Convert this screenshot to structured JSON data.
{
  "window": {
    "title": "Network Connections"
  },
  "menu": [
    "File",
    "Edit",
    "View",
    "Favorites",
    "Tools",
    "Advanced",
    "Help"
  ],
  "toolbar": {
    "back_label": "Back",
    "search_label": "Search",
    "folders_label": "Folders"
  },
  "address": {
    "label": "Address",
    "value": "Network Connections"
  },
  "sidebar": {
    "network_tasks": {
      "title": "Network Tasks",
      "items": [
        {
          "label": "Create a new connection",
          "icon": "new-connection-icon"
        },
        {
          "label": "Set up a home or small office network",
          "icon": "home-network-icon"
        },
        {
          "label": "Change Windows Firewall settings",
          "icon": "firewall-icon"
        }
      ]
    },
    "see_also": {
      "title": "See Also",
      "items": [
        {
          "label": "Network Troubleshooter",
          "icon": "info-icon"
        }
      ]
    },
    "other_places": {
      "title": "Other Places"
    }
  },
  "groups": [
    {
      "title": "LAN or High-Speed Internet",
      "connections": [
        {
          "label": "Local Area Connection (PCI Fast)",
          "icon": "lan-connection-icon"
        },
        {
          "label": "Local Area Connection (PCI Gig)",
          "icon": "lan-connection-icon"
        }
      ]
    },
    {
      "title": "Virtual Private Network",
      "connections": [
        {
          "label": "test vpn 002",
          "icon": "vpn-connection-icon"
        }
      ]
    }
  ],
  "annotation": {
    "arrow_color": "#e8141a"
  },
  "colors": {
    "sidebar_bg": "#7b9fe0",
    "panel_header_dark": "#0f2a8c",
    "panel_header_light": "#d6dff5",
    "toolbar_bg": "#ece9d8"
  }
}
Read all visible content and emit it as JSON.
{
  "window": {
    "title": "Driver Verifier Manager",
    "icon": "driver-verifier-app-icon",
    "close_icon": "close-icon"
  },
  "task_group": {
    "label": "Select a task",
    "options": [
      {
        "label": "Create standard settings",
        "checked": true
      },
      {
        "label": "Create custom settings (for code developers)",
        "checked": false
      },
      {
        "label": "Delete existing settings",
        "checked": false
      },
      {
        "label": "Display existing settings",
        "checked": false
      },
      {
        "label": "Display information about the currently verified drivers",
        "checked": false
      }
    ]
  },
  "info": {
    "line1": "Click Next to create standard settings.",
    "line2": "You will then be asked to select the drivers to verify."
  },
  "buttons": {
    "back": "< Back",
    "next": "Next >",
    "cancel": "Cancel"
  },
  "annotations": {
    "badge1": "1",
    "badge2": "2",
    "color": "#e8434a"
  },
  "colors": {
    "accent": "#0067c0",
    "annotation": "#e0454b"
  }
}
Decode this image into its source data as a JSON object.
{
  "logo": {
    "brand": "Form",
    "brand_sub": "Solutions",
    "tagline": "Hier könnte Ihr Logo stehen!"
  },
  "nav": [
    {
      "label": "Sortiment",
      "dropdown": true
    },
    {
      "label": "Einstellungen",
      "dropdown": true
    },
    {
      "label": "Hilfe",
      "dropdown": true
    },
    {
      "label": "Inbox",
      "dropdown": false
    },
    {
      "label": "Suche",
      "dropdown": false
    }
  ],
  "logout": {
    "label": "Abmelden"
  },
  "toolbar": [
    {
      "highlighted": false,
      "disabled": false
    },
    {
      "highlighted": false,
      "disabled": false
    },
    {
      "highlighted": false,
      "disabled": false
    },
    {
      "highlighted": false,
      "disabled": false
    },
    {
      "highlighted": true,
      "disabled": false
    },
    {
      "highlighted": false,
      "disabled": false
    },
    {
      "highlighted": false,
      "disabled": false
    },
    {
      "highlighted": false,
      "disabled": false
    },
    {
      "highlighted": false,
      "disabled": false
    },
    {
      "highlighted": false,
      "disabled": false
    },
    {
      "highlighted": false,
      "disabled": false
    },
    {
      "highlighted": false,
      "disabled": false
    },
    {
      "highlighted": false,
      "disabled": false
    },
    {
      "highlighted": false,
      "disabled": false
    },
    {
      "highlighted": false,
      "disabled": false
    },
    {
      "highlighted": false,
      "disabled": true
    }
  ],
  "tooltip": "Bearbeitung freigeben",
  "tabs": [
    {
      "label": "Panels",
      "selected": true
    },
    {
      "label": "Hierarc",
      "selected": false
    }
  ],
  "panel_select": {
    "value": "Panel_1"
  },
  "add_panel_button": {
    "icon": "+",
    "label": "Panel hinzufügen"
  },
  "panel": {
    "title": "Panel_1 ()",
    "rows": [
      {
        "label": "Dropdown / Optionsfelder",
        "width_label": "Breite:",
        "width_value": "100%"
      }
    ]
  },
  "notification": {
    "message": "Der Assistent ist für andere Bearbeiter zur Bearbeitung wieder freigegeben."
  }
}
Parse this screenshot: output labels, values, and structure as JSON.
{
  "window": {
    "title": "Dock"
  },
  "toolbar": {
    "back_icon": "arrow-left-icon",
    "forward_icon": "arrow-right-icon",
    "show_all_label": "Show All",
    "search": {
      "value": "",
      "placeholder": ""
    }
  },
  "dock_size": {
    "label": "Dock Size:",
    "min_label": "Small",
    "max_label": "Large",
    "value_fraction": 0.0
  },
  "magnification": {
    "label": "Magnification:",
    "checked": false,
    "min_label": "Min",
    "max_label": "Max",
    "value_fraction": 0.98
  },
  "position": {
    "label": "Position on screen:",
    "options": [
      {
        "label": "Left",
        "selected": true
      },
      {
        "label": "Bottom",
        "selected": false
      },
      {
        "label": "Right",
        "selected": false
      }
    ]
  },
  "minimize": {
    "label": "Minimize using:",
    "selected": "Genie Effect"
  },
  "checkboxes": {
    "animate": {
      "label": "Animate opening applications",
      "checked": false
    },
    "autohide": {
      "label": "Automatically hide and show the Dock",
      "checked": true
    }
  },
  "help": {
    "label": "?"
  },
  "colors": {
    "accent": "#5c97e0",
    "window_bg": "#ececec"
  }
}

++++++++++

REQUEST » Filter the entries down to the lines with the word "JSON" in them.

TASK RESPONSE »
Convert this screenshot to structured JSON data.
Read all visible content and emit it as JSON.
Decode this image into its source data as a JSON object.
Parse this screenshot: output labels, values, and structure as JSON.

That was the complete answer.